Recorded data

[START]

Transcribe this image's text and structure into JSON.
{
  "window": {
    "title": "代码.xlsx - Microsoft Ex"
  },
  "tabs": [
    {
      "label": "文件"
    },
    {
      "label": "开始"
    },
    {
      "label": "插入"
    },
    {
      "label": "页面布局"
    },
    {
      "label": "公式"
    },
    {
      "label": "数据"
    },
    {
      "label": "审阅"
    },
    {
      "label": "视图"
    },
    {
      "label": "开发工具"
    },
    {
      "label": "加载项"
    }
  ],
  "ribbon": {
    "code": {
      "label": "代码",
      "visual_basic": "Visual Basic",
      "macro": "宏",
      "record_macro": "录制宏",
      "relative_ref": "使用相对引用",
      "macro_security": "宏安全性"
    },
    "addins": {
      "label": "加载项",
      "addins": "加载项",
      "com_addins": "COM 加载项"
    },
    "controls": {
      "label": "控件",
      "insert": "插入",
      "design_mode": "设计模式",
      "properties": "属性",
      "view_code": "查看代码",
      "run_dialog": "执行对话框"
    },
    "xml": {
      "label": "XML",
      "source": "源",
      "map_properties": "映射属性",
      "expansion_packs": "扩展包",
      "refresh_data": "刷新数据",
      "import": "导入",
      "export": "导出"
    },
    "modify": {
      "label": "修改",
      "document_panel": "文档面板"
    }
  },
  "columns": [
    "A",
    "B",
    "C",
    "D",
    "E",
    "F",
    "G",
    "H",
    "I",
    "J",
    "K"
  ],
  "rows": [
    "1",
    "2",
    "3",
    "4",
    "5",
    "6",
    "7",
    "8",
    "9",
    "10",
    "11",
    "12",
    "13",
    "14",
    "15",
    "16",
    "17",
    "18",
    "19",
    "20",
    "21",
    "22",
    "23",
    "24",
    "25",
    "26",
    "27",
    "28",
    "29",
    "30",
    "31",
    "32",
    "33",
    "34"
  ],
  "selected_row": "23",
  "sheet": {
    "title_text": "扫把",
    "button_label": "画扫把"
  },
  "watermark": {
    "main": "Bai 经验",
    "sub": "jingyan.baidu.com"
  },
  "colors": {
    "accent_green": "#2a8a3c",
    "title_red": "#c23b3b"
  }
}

[END]

**Goal**
Print every line of the records exactly. Omit nothing.

**Solution to this task**
Transcribe this image's text and structure into JSON.
{
  "window": {
    "title": "代码.xlsx - Microsoft Ex"
  },
  "tabs": [
    {
      "label": "文件"
    },
    {
      "label": "开始"
    },
    {
      "label": "插入"
    },
    {
      "label": "页面布局"
    },
    {
      "label": "公式"
    },
    {
      "label": "数据"
    },
    {
      "label": "审阅"
    },
    {
      "label": "视图"
    },
    {
      "label": "开发工具"
    },
    {
      "label": "加载项"
    }
  ],
  "ribbon": {
    "code": {
      "label": "代码",
      "visual_basic": "Visual Basic",
      "macro": "宏",
      "record_macro": "录制宏",
      "relative_ref": "使用相对引用",
      "macro_security": "宏安全性"
    },
    "addins": {
      "label": "加载项",
      "addins": "加载项",
      "com_addins": "COM 加载项"
    },
    "controls": {
      "label": "控件",
      "insert": "插入",
      "design_mode": "设计模式",
      "properties": "属性",
      "view_code": "查看代码",
      "run_dialog": "执行对话框"
    },
    "xml": {
      "label": "XML",
      "source": "源",
      "map_properties": "映射属性",
      "expansion_packs": "扩展包",
      "refresh_data": "刷新数据",
      "import": "导入",
      "export": "导出"
    },
    "modify": {
      "label": "修改",
      "document_panel": "文档面板"
    }
  },
  "columns": [
    "A",
    "B",
    "C",
    "D",
    "E",
    "F",
    "G",
    "H",
    "I",
    "J",
    "K"
  ],
  "rows": [
    "1",
    "2",
    "3",
    "4",
    "5",
    "6",
    "7",
    "8",
    "9",
    "10",
    "11",
    "12",
    "13",
    "14",
    "15",
    "16",
    "17",
    "18",
    "19",
    "20",
    "21",
    "22",
    "23",
    "24",
    "25",
    "26",
    "27",
    "28",
    "29",
    "30",
    "31",
    "32",
    "33",
    "34"
  ],
  "selected_row": "23",
  "sheet": {
    "title_text": "扫把",
    "button_label": "画扫把"
  },
  "watermark": {
    "main": "Bai 经验",
    "sub": "jingyan.baidu.com"
  },
  "colors": {
    "accent_green": "#2a8a3c",
    "title_red": "#c23b3b"
  }
}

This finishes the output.